-- start of Listed entries --

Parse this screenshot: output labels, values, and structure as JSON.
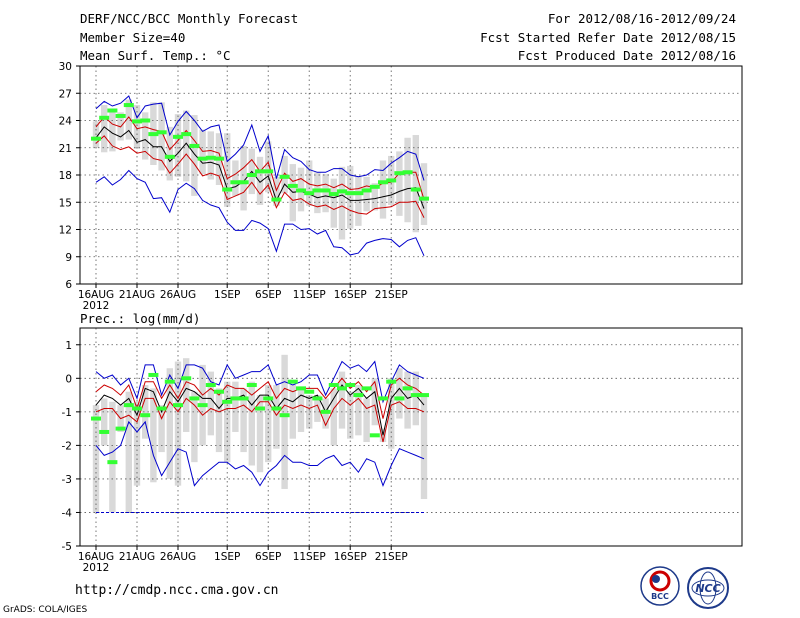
{
  "header": {
    "title": "DERF/NCC/BCC Monthly Forecast",
    "member_size": "Member Size=40",
    "variable": "Mean Surf. Temp.: °C",
    "period": "For 2012/08/16-2012/09/24",
    "started": "Fcst Started Refer Date 2012/08/15",
    "produced": "Fcst Produced Date 2012/08/16"
  },
  "footer": {
    "url": "http://cmdp.ncc.cma.gov.cn",
    "credit": "GrADS: COLA/IGES",
    "logo_bcc": "BCC",
    "logo_ncc": "NCC"
  },
  "colors": {
    "max_min": "#0000cc",
    "spread": "#cc0000",
    "mean": "#000000",
    "observed": "#33ff33",
    "box": "#d9d9d9",
    "grid": "#555555"
  },
  "chart_data": [
    {
      "type": "box-line",
      "title": "Mean Surf. Temp.: °C",
      "ylim": [
        6,
        30
      ],
      "yticks": [
        "30",
        "27",
        "24",
        "21",
        "18",
        "15",
        "12",
        "9",
        "6"
      ],
      "ytick_values": [
        30,
        27,
        24,
        21,
        18,
        15,
        12,
        9,
        6
      ],
      "xtick_labels": [
        "16AUG",
        "21AUG",
        "26AUG",
        "1SEP",
        "6SEP",
        "11SEP",
        "16SEP",
        "21SEP"
      ],
      "xtick_days": [
        0,
        5,
        10,
        16,
        21,
        26,
        31,
        36
      ],
      "year_label": "2012",
      "series": [
        {
          "name": "max",
          "values": [
            25.3,
            26.1,
            25.6,
            25.9,
            26.7,
            24.3,
            25.6,
            25.8,
            25.9,
            22.4,
            23.9,
            25.0,
            24.0,
            22.8,
            23.3,
            23.5,
            19.5,
            20.3,
            21.3,
            23.5,
            20.6,
            22.3,
            17.6,
            20.8,
            19.9,
            19.5,
            18.6,
            18.3,
            18.3,
            18.7,
            18.7,
            18.0,
            17.8,
            18.0,
            18.6,
            18.5,
            19.3,
            19.9,
            20.6,
            20.3,
            17.4
          ]
        },
        {
          "name": "upper",
          "values": [
            23.3,
            24.4,
            23.6,
            23.3,
            24.4,
            23.1,
            23.3,
            23.0,
            22.8,
            20.8,
            21.8,
            22.9,
            21.8,
            20.6,
            20.7,
            20.4,
            17.6,
            18.1,
            18.8,
            19.7,
            18.4,
            19.4,
            16.3,
            18.2,
            17.3,
            17.6,
            17.0,
            16.8,
            17.0,
            16.6,
            17.0,
            16.4,
            16.5,
            16.8,
            16.6,
            17.1,
            17.2,
            18.2,
            18.3,
            18.3,
            15.3
          ]
        },
        {
          "name": "mean",
          "values": [
            22.1,
            23.3,
            22.6,
            22.2,
            22.9,
            21.6,
            21.9,
            21.1,
            21.1,
            19.5,
            20.4,
            21.5,
            20.3,
            19.3,
            19.4,
            19.1,
            16.5,
            16.7,
            17.3,
            18.4,
            17.2,
            17.9,
            15.2,
            17.0,
            16.1,
            16.2,
            15.9,
            15.5,
            15.7,
            15.5,
            15.8,
            15.2,
            15.2,
            15.3,
            15.4,
            15.6,
            15.8,
            16.2,
            16.5,
            16.6,
            14.3
          ]
        },
        {
          "name": "lower",
          "values": [
            21.5,
            22.3,
            21.2,
            20.8,
            21.1,
            20.4,
            20.6,
            19.8,
            19.6,
            18.2,
            19.2,
            20.3,
            19.2,
            17.9,
            18.2,
            17.9,
            15.3,
            15.7,
            16.1,
            17.2,
            15.9,
            16.9,
            14.4,
            16.1,
            15.2,
            15.4,
            14.8,
            14.5,
            14.7,
            14.2,
            14.6,
            14.1,
            13.8,
            13.7,
            14.3,
            14.4,
            14.5,
            15.0,
            15.0,
            15.1,
            13.3
          ]
        },
        {
          "name": "min",
          "values": [
            17.2,
            17.8,
            16.9,
            17.5,
            18.5,
            17.6,
            17.2,
            15.4,
            15.5,
            13.9,
            16.4,
            17.1,
            16.5,
            15.2,
            14.7,
            14.4,
            12.8,
            11.9,
            11.9,
            13.0,
            12.7,
            12.1,
            9.6,
            12.6,
            12.6,
            12.0,
            12.1,
            11.5,
            11.9,
            10.1,
            10.0,
            9.2,
            9.4,
            10.5,
            10.8,
            11.0,
            10.9,
            10.1,
            10.8,
            11.1,
            9.1
          ]
        },
        {
          "name": "box_high",
          "values": [
            23.9,
            25.7,
            25.0,
            24.9,
            26.3,
            25.7,
            24.9,
            26.0,
            26.0,
            23.3,
            24.7,
            25.1,
            24.6,
            23.0,
            22.8,
            22.6,
            22.6,
            19.6,
            21.2,
            20.9,
            20.0,
            21.7,
            17.8,
            20.1,
            19.2,
            18.8,
            19.6,
            18.3,
            18.1,
            17.6,
            18.9,
            19.0,
            17.8,
            17.8,
            17.1,
            19.6,
            20.1,
            20.6,
            22.1,
            22.4,
            19.3
          ]
        },
        {
          "name": "box_low",
          "values": [
            21.0,
            20.5,
            20.6,
            21.8,
            21.9,
            20.9,
            19.7,
            19.1,
            18.5,
            17.4,
            17.8,
            17.3,
            15.7,
            18.1,
            17.5,
            16.9,
            14.5,
            15.7,
            14.1,
            15.9,
            14.7,
            16.1,
            14.6,
            16.0,
            12.9,
            14.0,
            14.6,
            13.8,
            13.9,
            12.2,
            10.9,
            12.1,
            12.4,
            14.0,
            14.1,
            13.2,
            14.7,
            13.5,
            12.8,
            11.7,
            12.5
          ]
        },
        {
          "name": "observed",
          "values": [
            22.0,
            24.3,
            25.1,
            24.5,
            25.7,
            23.9,
            24.0,
            22.5,
            22.7,
            20.0,
            22.2,
            22.5,
            21.2,
            19.8,
            19.9,
            19.8,
            16.4,
            17.2,
            17.2,
            18.0,
            18.4,
            18.4,
            15.3,
            17.8,
            16.8,
            16.3,
            16.0,
            16.3,
            16.3,
            15.9,
            16.2,
            16.0,
            16.0,
            16.3,
            16.7,
            17.2,
            17.4,
            18.2,
            18.3,
            16.4,
            15.4
          ]
        }
      ]
    },
    {
      "type": "box-line",
      "title": "Prec.: log(mm/d)",
      "ylim": [
        -5,
        1.5
      ],
      "yticks": [
        "1",
        "0",
        "-1",
        "-2",
        "-3",
        "-4",
        "-5"
      ],
      "ytick_values": [
        1,
        0,
        -1,
        -2,
        -3,
        -4,
        -5
      ],
      "xtick_labels": [
        "16AUG",
        "21AUG",
        "26AUG",
        "1SEP",
        "6SEP",
        "11SEP",
        "16SEP",
        "21SEP"
      ],
      "xtick_days": [
        0,
        5,
        10,
        16,
        21,
        26,
        31,
        36
      ],
      "year_label": "2012",
      "series": [
        {
          "name": "max",
          "values": [
            0.2,
            0.0,
            0.1,
            -0.2,
            0.0,
            -0.6,
            0.4,
            0.4,
            -0.5,
            0.1,
            -0.3,
            0.4,
            0.4,
            0.3,
            -0.1,
            -0.2,
            0.4,
            0.0,
            0.1,
            0.2,
            0.2,
            0.4,
            -0.2,
            -0.1,
            -0.2,
            -0.1,
            0.1,
            0.1,
            -0.5,
            0.0,
            0.5,
            0.3,
            0.4,
            0.2,
            0.5,
            -0.7,
            -0.1,
            0.4,
            0.2,
            0.1,
            0.0
          ]
        },
        {
          "name": "upper",
          "values": [
            -0.4,
            -0.2,
            -0.3,
            -0.5,
            -0.2,
            -0.9,
            -0.1,
            -0.1,
            -0.6,
            -0.2,
            -0.6,
            -0.1,
            -0.2,
            -0.5,
            -0.3,
            -0.5,
            -0.2,
            -0.3,
            -0.3,
            -0.5,
            -0.3,
            -0.1,
            -0.6,
            -0.3,
            -0.4,
            -0.3,
            -0.3,
            -0.3,
            -0.6,
            -0.3,
            0.0,
            -0.3,
            -0.1,
            -0.4,
            -0.1,
            -1.2,
            -0.2,
            0.0,
            -0.2,
            -0.3,
            -0.5
          ]
        },
        {
          "name": "mean",
          "values": [
            -0.8,
            -0.5,
            -0.6,
            -0.8,
            -0.6,
            -1.1,
            -0.3,
            -0.4,
            -1.0,
            -0.4,
            -0.7,
            -0.3,
            -0.4,
            -0.6,
            -0.6,
            -0.9,
            -0.6,
            -0.6,
            -0.5,
            -0.8,
            -0.5,
            -0.5,
            -0.9,
            -0.6,
            -0.7,
            -0.5,
            -0.6,
            -0.5,
            -1.0,
            -0.6,
            -0.2,
            -0.5,
            -0.3,
            -0.6,
            -0.4,
            -1.7,
            -0.6,
            -0.3,
            -0.6,
            -0.5,
            -0.8
          ]
        },
        {
          "name": "lower",
          "values": [
            -1.0,
            -0.9,
            -0.9,
            -1.2,
            -1.1,
            -1.3,
            -0.6,
            -0.6,
            -1.2,
            -0.7,
            -1.0,
            -0.6,
            -0.8,
            -1.1,
            -0.9,
            -1.0,
            -0.9,
            -0.9,
            -0.8,
            -1.0,
            -0.7,
            -0.7,
            -1.1,
            -0.8,
            -0.9,
            -0.8,
            -0.9,
            -0.8,
            -1.4,
            -0.9,
            -0.6,
            -0.8,
            -0.6,
            -0.9,
            -0.8,
            -1.9,
            -0.8,
            -0.7,
            -0.9,
            -0.9,
            -1.0
          ]
        },
        {
          "name": "min",
          "values": [
            -2.0,
            -2.3,
            -2.2,
            -2.0,
            -1.3,
            -1.6,
            -1.3,
            -2.3,
            -2.9,
            -2.5,
            -2.1,
            -2.2,
            -3.2,
            -2.9,
            -2.7,
            -2.5,
            -2.5,
            -2.7,
            -2.6,
            -2.8,
            -3.2,
            -2.8,
            -2.6,
            -2.3,
            -2.5,
            -2.5,
            -2.6,
            -2.6,
            -2.4,
            -2.3,
            -2.6,
            -2.5,
            -2.8,
            -2.4,
            -2.5,
            -3.2,
            -2.6,
            -2.1,
            -2.2,
            -2.3,
            -2.4
          ]
        },
        {
          "name": "box_high",
          "values": [
            -0.8,
            -0.6,
            -0.7,
            -0.8,
            -0.4,
            -0.7,
            -0.2,
            -0.3,
            -0.8,
            0.3,
            0.5,
            0.6,
            -0.4,
            0.4,
            0.2,
            -0.3,
            -0.1,
            -0.1,
            -0.3,
            -0.1,
            -0.5,
            -0.2,
            -0.2,
            0.7,
            -0.2,
            -0.3,
            -0.5,
            -0.5,
            -0.6,
            -0.3,
            0.2,
            -0.4,
            -0.2,
            -0.6,
            0.0,
            -1.5,
            0.0,
            0.3,
            0.2,
            0.2,
            -0.5
          ]
        },
        {
          "name": "box_low",
          "values": [
            -4.0,
            -2.0,
            -4.0,
            -1.6,
            -4.0,
            -3.2,
            -1.8,
            -3.1,
            -2.2,
            -3.0,
            -3.2,
            -1.6,
            -2.5,
            -2.0,
            -1.7,
            -2.2,
            -2.5,
            -1.6,
            -2.2,
            -2.6,
            -2.8,
            -2.5,
            -2.1,
            -3.3,
            -1.8,
            -1.6,
            -1.5,
            -1.3,
            -1.5,
            -2.0,
            -1.5,
            -1.8,
            -1.7,
            -1.9,
            -1.4,
            -1.9,
            -2.1,
            -1.2,
            -1.5,
            -1.4,
            -3.6
          ]
        },
        {
          "name": "observed",
          "values": [
            -1.2,
            -1.6,
            -2.5,
            -1.5,
            -0.8,
            -0.9,
            -1.1,
            0.1,
            -0.9,
            -0.1,
            -0.8,
            0.0,
            -0.6,
            -0.8,
            -0.2,
            -0.4,
            -0.7,
            -0.6,
            -0.6,
            -0.2,
            -0.9,
            -0.6,
            -0.9,
            -1.1,
            -0.1,
            -0.3,
            -0.4,
            -0.6,
            -1.0,
            -0.2,
            -0.3,
            -0.2,
            -0.5,
            -0.3,
            -1.7,
            -0.6,
            -0.1,
            -0.6,
            -0.3,
            -0.5,
            -0.5
          ]
        },
        {
          "name": "floor",
          "values": [
            -4.0,
            -4.0,
            -4.0,
            -4.0,
            -4.0,
            -4.0,
            -4.0,
            -4.0,
            -4.0,
            -4.0,
            -4.0,
            -4.0,
            -4.0,
            -4.0,
            -4.0,
            -4.0,
            -4.0,
            -4.0,
            -4.0,
            -4.0,
            -4.0,
            -4.0,
            -4.0,
            -4.0,
            -4.0,
            -4.0,
            -4.0,
            -4.0,
            -4.0,
            -4.0,
            -4.0,
            -4.0,
            -4.0,
            -4.0,
            -4.0,
            -4.0,
            -4.0,
            -4.0,
            -4.0,
            -4.0,
            -4.0
          ]
        }
      ]
    }
  ]
}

-- end of Listed entries --

== Aim of the exercise ==
Copy out all lines above that include the string "Fcst".

== Problem solution ==
    "started": "Fcst Started Refer Date 2012/08/15",
    "produced": "Fcst Produced Date 2012/08/16"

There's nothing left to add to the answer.